# Data for this exercise start

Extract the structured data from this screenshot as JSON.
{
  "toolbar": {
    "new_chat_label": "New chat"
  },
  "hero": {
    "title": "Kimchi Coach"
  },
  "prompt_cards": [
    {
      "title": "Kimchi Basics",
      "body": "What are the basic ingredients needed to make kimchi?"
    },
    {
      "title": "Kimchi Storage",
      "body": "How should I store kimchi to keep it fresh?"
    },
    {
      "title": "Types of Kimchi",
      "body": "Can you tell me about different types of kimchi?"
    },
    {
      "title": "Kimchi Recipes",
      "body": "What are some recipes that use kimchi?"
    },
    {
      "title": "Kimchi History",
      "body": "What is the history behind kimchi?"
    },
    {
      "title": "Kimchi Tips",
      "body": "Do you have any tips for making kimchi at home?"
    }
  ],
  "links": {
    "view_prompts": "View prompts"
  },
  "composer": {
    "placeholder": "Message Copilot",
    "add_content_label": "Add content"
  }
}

# Data for this exercise end

## Given request
Track down every line with the word "title" and copy it.

## Complete output
    "title": "Kimchi Coach"
      "title": "Kimchi Basics",
      "title": "Kimchi Storage",
      "title": "Types of Kimchi",
      "title": "Kimchi Recipes",
      "title": "Kimchi History",
      "title": "Kimchi Tips",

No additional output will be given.